═══ Available data

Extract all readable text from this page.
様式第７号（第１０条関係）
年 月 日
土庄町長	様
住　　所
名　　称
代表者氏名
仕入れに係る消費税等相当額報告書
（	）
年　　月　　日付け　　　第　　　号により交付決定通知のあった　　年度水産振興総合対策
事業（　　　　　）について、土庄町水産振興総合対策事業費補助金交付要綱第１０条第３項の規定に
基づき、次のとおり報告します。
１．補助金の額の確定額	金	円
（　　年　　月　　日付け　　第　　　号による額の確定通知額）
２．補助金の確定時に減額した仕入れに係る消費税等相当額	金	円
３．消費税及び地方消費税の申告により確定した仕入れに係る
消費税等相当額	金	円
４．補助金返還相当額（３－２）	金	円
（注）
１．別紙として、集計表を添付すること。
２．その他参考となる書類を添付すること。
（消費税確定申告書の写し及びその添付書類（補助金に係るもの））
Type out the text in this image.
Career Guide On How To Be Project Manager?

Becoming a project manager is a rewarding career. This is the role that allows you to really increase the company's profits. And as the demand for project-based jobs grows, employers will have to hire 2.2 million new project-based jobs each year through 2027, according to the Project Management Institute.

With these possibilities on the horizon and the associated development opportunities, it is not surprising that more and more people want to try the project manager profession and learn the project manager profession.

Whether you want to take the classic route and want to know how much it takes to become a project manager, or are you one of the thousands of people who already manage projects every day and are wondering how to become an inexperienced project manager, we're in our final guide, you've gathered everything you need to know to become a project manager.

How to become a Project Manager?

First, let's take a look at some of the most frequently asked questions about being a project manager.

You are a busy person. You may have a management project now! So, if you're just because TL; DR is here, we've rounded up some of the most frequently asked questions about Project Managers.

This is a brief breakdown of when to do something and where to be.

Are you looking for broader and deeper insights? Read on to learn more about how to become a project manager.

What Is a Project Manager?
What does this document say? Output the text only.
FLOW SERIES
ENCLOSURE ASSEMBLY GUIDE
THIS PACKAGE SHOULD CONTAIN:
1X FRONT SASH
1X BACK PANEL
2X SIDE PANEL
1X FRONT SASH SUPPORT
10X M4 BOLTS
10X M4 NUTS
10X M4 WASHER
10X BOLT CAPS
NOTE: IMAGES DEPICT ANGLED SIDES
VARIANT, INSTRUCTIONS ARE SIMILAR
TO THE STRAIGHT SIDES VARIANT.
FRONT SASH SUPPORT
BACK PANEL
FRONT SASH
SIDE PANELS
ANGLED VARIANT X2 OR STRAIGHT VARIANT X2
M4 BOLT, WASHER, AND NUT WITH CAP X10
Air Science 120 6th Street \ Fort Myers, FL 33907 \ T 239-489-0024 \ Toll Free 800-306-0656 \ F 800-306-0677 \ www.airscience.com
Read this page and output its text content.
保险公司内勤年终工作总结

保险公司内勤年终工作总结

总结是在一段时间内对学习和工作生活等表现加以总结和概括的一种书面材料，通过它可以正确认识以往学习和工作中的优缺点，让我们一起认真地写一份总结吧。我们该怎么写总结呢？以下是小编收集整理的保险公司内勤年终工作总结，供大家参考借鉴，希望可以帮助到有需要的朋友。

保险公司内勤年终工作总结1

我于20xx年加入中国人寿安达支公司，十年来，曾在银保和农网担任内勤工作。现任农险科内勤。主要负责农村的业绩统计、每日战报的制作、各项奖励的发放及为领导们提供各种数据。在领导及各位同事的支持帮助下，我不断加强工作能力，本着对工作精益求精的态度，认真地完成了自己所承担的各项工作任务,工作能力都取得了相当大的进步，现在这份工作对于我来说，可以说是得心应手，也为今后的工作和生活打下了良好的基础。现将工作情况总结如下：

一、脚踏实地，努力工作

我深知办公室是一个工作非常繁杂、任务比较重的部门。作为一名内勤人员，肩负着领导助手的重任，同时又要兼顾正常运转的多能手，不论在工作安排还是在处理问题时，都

══════

* The request
Extract all lines as given.

* Solved exercise
Extract all readable text from this page.
様式第７号（第１０条関係）
年 月 日
土庄町長	様
住　　所
名　　称
代表者氏名
仕入れに係る消費税等相当額報告書
（	）
年　　月　　日付け　　　第　　　号により交付決定通知のあった　　年度水産振興総合対策
事業（　　　　　）について、土庄町水産振興総合対策事業費補助金交付要綱第１０条第３項の規定に
基づき、次のとおり報告します。
１．補助金の額の確定額	金	円
（　　年　　月　　日付け　　第　　　号による額の確定通知額）
２．補助金の確定時に減額した仕入れに係る消費税等相当額	金	円
３．消費税及び地方消費税の申告により確定した仕入れに係る
消費税等相当額	金	円
４．補助金返還相当額（３－２）	金	円
（注）
１．別紙として、集計表を添付すること。
２．その他参考となる書類を添付すること。
（消費税確定申告書の写し及びその添付書類（補助金に係るもの））
Type out the text in this image.
Career Guide On How To Be Project Manager?

Becoming a project manager is a rewarding career. This is the role that allows you to really increase the company's profits. And as the demand for project-based jobs grows, employers will have to hire 2.2 million new project-based jobs each year through 2027, according to the Project Management Institute.

With these possibilities on the horizon and the associated development opportunities, it is not surprising that more and more people want to try the project manager profession and learn the project manager profession.

Whether you want to take the classic route and want to know how much it takes to become a project manager, or are you one of the thousands of people who already manage projects every day and are wondering how to become an inexperienced project manager, we're in our final guide, you've gathered everything you need to know to become a project manager.

How to become a Project Manager?

First, let's take a look at some of the most frequently asked questions about being a project manager.

You are a busy person. You may have a management project now! So, if you're just because TL; DR is here, we've rounded up some of the most frequently asked questions about Project Managers.

This is a brief breakdown of when to do something and where to be.

Are you looking for broader and deeper insights? Read on to learn more about how to become a project manager.

What Is a Project Manager?
What does this document say? Output the text only.
FLOW SERIES
ENCLOSURE ASSEMBLY GUIDE
THIS PACKAGE SHOULD CONTAIN:
1X FRONT SASH
1X BACK PANEL
2X SIDE PANEL
1X FRONT SASH SUPPORT
10X M4 BOLTS
10X M4 NUTS
10X M4 WASHER
10X BOLT CAPS
NOTE: IMAGES DEPICT ANGLED SIDES
VARIANT, INSTRUCTIONS ARE SIMILAR
TO THE STRAIGHT SIDES VARIANT.
FRONT SASH SUPPORT
BACK PANEL
FRONT SASH
SIDE PANELS
ANGLED VARIANT X2 OR STRAIGHT VARIANT X2
M4 BOLT, WASHER, AND NUT WITH CAP X10
Air Science 120 6th Street \ Fort Myers, FL 33907 \ T 239-489-0024 \ Toll Free 800-306-0656 \ F 800-306-0677 \ www.airscience.com
Read this page and output its text content.
保险公司内勤年终工作总结

保险公司内勤年终工作总结

总结是在一段时间内对学习和工作生活等表现加以总结和概括的一种书面材料，通过它可以正确认识以往学习和工作中的优缺点，让我们一起认真地写一份总结吧。我们该怎么写总结呢？以下是小编收集整理的保险公司内勤年终工作总结，供大家参考借鉴，希望可以帮助到有需要的朋友。

保险公司内勤年终工作总结1

我于20xx年加入中国人寿安达支公司，十年来，曾在银保和农网担任内勤工作。现任农险科内勤。主要负责农村的业绩统计、每日战报的制作、各项奖励的发放及为领导们提供各种数据。在领导及各位同事的支持帮助下，我不断加强工作能力，本着对工作精益求精的态度，认真地完成了自己所承担的各项工作任务,工作能力都取得了相当大的进步，现在这份工作对于我来说，可以说是得心应手，也为今后的工作和生活打下了良好的基础。现将工作情况总结如下：

一、脚踏实地，努力工作

我深知办公室是一个工作非常繁杂、任务比较重的部门。作为一名内勤人员，肩负着领导助手的重任，同时又要兼顾正常运转的多能手，不论在工作安排还是在处理问题时，都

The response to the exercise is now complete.